Records from a data collection
================================

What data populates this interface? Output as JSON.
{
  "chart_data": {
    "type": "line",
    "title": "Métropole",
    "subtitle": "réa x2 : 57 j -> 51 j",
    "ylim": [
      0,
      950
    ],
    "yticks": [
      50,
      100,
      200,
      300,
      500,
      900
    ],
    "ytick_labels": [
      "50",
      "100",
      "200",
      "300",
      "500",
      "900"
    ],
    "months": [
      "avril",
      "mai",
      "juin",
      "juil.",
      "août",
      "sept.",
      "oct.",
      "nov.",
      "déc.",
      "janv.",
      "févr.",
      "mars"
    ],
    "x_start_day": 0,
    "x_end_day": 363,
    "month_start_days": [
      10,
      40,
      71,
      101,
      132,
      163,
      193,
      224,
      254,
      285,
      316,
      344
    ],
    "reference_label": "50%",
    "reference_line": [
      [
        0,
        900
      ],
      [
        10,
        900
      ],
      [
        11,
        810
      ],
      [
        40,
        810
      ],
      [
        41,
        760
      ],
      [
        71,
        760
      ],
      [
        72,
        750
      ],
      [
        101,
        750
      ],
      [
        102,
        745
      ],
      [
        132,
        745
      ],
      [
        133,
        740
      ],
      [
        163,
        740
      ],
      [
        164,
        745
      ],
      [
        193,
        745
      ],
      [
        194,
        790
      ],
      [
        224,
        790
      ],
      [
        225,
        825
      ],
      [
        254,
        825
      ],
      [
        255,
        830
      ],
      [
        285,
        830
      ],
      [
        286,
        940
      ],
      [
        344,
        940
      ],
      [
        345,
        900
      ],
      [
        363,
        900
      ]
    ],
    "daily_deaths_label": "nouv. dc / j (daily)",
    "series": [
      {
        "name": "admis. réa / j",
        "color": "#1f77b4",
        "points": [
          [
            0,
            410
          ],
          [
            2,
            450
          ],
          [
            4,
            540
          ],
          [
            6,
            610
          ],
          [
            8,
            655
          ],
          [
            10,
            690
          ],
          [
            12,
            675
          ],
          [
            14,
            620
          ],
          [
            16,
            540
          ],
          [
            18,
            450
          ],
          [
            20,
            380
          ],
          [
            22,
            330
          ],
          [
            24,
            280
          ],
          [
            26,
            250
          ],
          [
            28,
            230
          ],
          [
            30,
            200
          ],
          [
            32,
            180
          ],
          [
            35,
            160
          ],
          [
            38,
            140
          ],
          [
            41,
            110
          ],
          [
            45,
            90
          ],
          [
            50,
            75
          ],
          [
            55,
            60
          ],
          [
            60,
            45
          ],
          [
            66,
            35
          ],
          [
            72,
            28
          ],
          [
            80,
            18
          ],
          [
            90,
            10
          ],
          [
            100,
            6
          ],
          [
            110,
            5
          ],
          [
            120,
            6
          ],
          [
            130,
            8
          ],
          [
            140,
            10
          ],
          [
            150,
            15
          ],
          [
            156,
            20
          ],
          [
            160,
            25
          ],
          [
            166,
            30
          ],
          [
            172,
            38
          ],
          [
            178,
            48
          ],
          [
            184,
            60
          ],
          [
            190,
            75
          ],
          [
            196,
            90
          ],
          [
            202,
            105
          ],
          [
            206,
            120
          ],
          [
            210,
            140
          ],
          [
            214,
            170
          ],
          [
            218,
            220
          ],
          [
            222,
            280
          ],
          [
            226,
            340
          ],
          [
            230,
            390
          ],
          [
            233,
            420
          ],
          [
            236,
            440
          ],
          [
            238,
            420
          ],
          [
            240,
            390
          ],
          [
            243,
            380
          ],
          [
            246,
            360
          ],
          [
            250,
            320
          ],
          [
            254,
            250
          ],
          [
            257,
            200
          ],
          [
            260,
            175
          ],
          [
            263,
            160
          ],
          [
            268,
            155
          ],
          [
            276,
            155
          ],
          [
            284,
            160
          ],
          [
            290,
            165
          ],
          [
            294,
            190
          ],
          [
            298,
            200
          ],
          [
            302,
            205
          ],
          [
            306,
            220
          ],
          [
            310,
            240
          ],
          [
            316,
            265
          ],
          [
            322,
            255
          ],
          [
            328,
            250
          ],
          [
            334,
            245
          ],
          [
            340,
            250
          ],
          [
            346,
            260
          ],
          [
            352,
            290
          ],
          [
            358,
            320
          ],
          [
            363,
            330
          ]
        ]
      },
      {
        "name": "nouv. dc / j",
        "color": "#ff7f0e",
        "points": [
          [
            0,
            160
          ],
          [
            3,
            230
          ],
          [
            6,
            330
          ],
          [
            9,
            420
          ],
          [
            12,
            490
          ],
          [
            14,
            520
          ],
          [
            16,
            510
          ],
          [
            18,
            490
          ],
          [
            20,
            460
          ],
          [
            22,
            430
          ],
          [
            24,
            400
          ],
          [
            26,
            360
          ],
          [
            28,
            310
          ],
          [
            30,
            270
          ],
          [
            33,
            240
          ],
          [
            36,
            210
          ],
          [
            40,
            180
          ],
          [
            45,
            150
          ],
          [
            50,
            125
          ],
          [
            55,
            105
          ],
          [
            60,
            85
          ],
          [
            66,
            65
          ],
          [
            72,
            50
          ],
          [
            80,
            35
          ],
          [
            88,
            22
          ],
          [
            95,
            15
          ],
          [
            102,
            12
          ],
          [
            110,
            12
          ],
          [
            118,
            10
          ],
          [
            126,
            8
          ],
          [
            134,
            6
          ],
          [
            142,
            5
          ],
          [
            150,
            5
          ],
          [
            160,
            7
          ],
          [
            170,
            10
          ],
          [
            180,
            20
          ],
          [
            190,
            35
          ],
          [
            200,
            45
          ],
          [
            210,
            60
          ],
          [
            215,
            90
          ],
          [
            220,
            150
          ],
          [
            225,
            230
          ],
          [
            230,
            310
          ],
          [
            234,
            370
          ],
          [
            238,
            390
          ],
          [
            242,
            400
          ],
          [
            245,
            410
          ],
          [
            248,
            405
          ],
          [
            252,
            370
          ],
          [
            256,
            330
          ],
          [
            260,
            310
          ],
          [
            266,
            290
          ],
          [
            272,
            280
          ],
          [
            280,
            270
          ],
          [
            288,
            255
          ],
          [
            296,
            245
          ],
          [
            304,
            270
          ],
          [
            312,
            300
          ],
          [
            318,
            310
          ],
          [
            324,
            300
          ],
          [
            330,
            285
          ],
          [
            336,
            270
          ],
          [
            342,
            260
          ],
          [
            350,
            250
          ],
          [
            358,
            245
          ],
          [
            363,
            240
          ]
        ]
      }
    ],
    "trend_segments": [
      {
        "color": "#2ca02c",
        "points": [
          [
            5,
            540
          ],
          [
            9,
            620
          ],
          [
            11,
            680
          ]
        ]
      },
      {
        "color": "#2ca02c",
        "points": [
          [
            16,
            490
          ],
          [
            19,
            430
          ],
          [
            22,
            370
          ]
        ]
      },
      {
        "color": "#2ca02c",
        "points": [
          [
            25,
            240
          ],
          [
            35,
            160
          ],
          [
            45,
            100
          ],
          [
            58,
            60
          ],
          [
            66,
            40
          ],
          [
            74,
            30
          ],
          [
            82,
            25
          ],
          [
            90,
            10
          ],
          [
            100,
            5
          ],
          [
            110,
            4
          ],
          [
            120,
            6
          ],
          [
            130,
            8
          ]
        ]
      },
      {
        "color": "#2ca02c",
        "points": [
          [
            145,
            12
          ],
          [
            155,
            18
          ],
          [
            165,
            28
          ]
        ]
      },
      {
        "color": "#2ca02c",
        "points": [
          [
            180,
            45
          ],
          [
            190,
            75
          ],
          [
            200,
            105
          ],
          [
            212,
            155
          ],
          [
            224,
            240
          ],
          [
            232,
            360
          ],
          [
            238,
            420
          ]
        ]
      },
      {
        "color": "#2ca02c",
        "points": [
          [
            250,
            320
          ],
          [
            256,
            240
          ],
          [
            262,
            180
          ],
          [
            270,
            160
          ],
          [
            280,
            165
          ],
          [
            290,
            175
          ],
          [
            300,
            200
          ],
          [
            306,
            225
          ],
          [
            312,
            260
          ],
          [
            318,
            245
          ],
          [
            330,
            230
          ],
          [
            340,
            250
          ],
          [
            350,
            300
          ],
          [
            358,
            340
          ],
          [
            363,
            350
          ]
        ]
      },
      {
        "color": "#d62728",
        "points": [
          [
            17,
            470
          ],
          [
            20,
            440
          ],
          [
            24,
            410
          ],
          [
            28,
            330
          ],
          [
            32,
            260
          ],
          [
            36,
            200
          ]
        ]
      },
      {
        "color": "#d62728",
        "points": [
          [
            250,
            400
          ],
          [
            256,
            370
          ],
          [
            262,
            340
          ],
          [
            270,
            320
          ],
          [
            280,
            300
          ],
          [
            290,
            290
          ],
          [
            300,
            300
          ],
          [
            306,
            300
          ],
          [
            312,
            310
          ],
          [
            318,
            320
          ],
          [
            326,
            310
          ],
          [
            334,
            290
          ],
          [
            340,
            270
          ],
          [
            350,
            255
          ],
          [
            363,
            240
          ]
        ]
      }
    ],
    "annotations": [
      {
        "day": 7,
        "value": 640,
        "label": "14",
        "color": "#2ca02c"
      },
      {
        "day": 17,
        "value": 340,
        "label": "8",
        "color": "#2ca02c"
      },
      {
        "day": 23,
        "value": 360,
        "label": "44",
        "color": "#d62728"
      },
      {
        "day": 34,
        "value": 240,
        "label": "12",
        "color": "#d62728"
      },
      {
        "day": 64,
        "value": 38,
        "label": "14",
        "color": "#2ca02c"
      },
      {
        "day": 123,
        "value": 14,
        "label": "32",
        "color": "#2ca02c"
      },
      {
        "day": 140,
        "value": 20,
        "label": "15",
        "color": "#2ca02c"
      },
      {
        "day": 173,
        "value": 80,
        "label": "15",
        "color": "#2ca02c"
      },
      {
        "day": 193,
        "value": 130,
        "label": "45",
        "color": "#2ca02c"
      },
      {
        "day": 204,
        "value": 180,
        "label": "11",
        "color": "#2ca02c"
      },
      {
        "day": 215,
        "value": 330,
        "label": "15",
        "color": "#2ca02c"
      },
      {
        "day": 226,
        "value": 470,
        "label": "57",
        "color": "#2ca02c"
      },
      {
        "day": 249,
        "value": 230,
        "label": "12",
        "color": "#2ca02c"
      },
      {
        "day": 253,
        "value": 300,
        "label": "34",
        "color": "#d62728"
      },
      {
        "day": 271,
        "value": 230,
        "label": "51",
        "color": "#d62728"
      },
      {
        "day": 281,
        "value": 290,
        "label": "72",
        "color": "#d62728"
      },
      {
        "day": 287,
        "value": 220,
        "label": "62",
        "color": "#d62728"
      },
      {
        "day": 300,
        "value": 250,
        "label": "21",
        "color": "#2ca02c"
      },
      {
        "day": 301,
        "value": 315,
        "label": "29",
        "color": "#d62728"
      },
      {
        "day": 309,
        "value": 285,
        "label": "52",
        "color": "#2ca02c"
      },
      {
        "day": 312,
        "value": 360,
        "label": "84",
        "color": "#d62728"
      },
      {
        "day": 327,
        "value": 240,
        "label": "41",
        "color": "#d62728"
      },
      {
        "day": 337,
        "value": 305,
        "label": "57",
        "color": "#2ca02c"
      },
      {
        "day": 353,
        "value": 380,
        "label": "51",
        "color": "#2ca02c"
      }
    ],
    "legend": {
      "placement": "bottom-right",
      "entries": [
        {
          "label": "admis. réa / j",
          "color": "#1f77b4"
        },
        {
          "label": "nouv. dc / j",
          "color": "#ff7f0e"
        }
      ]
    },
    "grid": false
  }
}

================================

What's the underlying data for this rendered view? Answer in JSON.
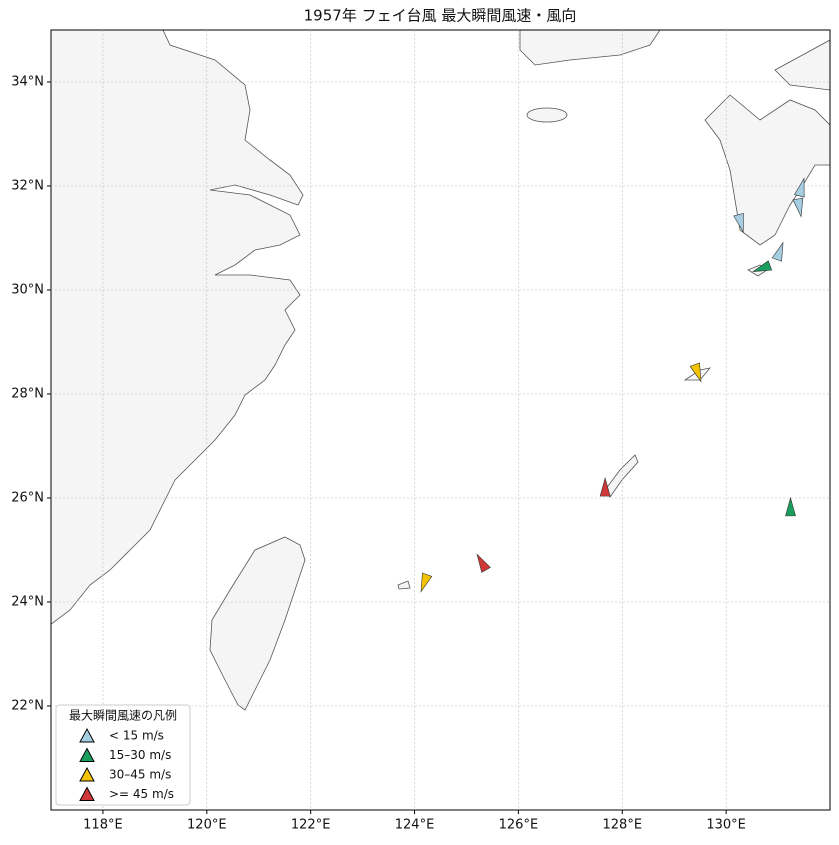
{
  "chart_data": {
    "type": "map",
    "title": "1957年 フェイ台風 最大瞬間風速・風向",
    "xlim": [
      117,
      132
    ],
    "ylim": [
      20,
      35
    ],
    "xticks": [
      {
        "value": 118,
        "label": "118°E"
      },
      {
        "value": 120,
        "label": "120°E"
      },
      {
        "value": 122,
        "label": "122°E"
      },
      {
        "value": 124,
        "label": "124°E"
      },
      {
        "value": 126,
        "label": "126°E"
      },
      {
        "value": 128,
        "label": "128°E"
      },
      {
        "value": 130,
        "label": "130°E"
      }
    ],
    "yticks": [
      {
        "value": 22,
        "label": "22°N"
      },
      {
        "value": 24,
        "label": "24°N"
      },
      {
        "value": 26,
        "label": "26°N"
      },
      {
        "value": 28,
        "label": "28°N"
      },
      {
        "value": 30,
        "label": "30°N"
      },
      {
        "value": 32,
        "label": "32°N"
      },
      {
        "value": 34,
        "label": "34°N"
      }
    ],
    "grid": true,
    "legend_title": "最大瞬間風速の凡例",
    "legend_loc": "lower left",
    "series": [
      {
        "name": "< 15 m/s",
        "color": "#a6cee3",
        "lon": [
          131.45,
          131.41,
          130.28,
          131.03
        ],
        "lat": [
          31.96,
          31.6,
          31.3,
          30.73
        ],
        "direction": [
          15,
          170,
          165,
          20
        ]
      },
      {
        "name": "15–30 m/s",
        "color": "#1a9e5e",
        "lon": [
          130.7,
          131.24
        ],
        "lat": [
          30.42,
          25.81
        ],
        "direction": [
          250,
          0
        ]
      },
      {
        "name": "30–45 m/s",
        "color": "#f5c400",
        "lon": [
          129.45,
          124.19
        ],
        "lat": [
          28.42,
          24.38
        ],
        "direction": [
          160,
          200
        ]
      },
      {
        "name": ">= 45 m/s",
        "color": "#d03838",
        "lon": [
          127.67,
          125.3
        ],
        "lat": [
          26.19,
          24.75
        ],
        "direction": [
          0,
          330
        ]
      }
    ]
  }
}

================================

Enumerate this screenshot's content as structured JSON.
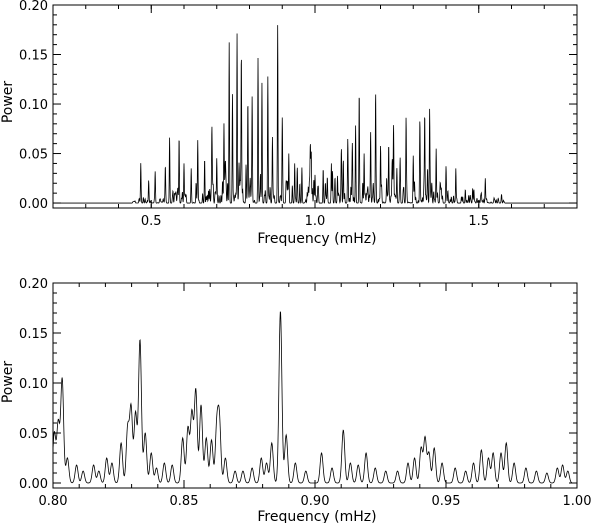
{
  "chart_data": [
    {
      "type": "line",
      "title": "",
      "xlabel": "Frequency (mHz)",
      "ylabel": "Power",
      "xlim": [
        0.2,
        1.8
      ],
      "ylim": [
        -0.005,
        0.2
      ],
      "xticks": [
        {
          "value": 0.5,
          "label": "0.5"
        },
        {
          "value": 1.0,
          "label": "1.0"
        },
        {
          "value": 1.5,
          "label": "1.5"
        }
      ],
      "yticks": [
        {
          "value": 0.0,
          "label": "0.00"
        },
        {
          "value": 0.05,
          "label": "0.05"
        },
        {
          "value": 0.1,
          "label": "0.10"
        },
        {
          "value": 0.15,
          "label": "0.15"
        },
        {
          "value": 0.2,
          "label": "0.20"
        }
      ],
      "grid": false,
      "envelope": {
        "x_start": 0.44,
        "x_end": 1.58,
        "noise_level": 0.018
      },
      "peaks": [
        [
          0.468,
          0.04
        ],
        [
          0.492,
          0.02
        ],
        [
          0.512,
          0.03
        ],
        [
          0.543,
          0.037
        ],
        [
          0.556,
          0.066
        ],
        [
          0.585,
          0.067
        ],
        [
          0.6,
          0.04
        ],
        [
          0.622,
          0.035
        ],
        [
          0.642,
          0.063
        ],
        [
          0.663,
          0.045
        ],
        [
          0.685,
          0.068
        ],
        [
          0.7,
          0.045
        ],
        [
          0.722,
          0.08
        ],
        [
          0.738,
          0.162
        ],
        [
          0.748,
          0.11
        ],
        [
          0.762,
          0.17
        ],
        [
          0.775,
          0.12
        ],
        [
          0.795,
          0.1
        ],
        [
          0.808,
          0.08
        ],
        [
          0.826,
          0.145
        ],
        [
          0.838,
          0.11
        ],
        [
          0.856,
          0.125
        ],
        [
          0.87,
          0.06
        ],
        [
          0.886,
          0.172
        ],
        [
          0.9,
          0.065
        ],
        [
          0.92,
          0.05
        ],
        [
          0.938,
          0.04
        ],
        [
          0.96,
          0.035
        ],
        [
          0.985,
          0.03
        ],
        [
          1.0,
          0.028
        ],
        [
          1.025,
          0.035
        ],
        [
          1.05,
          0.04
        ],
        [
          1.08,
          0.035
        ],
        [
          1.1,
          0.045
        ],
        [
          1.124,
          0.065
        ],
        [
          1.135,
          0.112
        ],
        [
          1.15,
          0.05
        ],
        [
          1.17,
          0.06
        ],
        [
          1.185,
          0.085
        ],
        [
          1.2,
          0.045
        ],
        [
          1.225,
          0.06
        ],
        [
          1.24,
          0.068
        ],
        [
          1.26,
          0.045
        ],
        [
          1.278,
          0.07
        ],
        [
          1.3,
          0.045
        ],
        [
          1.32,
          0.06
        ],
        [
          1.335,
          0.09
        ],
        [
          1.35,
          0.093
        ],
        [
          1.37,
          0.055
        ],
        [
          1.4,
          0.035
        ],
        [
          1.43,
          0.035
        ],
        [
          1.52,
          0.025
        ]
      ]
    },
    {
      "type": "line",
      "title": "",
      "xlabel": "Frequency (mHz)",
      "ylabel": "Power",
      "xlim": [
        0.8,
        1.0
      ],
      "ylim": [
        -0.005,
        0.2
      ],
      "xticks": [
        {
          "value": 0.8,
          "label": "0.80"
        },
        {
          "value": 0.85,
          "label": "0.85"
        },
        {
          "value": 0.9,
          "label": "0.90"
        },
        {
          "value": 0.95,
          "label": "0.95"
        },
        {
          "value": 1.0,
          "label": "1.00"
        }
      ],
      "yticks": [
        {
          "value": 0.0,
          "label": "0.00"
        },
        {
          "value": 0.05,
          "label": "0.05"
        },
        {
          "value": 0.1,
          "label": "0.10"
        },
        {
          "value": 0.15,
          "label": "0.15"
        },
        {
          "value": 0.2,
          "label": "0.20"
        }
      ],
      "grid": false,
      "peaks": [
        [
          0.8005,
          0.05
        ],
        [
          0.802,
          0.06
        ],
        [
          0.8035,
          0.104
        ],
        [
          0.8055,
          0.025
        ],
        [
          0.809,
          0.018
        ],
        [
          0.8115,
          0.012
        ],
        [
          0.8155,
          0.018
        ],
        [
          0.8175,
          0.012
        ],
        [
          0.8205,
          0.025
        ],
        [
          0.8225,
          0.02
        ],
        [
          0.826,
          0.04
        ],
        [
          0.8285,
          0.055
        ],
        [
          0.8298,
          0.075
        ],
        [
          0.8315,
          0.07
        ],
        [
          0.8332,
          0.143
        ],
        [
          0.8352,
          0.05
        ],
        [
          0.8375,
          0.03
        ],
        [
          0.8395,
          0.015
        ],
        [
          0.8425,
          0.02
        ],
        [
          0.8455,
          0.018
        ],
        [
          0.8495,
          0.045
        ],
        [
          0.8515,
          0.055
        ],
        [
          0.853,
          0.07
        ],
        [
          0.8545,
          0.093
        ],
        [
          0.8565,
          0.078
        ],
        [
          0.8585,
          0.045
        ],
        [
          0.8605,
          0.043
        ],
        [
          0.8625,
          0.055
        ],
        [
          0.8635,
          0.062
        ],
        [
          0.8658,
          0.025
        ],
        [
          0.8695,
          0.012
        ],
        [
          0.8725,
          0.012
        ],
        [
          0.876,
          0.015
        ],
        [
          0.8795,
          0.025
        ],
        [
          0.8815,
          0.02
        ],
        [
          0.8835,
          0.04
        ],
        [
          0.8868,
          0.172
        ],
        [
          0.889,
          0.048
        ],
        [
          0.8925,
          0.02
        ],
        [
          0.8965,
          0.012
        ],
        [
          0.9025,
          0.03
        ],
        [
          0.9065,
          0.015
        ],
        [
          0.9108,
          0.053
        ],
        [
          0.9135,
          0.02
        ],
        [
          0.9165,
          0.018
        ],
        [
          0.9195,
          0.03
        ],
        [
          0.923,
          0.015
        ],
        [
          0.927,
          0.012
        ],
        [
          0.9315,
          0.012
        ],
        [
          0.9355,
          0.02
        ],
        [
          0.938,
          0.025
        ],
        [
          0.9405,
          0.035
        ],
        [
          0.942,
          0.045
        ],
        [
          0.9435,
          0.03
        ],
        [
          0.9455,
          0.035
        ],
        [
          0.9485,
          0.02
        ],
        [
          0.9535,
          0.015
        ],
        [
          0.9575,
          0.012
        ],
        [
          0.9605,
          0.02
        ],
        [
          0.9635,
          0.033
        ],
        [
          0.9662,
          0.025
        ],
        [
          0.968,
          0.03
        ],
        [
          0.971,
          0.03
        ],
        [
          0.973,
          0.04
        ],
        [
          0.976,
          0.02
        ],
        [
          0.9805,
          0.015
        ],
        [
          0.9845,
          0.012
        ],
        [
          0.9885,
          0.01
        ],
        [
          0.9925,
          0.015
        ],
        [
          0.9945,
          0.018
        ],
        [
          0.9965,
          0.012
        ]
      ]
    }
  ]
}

================================

**Exercise instructions**
Among the records above, find each line holding the string "nouv" and pull it out.

**The response**
    "daily_deaths_label": "nouv. dc / j (daily)",
        "name": "nouv. dc / j",
          "label": "nouv. dc / j",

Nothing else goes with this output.